▶ [WHAT THE EXERCISE ASKS] Quote all entries in full, exactly.

▶ [SUPPLIED INFORMATION]
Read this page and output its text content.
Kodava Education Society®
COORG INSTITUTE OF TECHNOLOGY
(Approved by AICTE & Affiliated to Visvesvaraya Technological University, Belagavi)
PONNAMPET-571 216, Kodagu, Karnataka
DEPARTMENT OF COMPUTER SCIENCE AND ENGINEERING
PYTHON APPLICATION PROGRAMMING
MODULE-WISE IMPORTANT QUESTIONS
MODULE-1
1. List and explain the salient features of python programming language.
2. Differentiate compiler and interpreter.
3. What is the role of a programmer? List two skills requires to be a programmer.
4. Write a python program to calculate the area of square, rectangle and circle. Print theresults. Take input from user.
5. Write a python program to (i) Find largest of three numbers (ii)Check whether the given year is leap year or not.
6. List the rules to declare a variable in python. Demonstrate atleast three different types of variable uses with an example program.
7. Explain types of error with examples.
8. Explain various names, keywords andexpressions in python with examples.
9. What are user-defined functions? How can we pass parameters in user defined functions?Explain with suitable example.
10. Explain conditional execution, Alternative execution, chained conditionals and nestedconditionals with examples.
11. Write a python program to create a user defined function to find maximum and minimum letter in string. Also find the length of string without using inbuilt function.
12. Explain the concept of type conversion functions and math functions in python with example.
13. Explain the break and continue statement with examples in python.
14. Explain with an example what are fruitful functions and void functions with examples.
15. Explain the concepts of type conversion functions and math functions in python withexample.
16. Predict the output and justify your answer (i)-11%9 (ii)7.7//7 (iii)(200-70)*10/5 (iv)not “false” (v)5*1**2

▶ [RESPONSE TO THE TASK]
Read this page and output its text content.
Kodava Education Society®
COORG INSTITUTE OF TECHNOLOGY
(Approved by AICTE & Affiliated to Visvesvaraya Technological University, Belagavi)
PONNAMPET-571 216, Kodagu, Karnataka
DEPARTMENT OF COMPUTER SCIENCE AND ENGINEERING
PYTHON APPLICATION PROGRAMMING
MODULE-WISE IMPORTANT QUESTIONS
MODULE-1
1. List and explain the salient features of python programming language.
2. Differentiate compiler and interpreter.
3. What is the role of a programmer? List two skills requires to be a programmer.
4. Write a python program to calculate the area of square, rectangle and circle. Print theresults. Take input from user.
5. Write a python program to (i) Find largest of three numbers (ii)Check whether the given year is leap year or not.
6. List the rules to declare a variable in python. Demonstrate atleast three different types of variable uses with an example program.
7. Explain types of error with examples.
8. Explain various names, keywords andexpressions in python with examples.
9. What are user-defined functions? How can we pass parameters in user defined functions?Explain with suitable example.
10. Explain conditional execution, Alternative execution, chained conditionals and nestedconditionals with examples.
11. Write a python program to create a user defined function to find maximum and minimum letter in string. Also find the length of string without using inbuilt function.
12. Explain the concept of type conversion functions and math functions in python with example.
13. Explain the break and continue statement with examples in python.
14. Explain with an example what are fruitful functions and void functions with examples.
15. Explain the concepts of type conversion functions and math functions in python withexample.
16. Predict the output and justify your answer (i)-11%9 (ii)7.7//7 (iii)(200-70)*10/5 (iv)not “false” (v)5*1**2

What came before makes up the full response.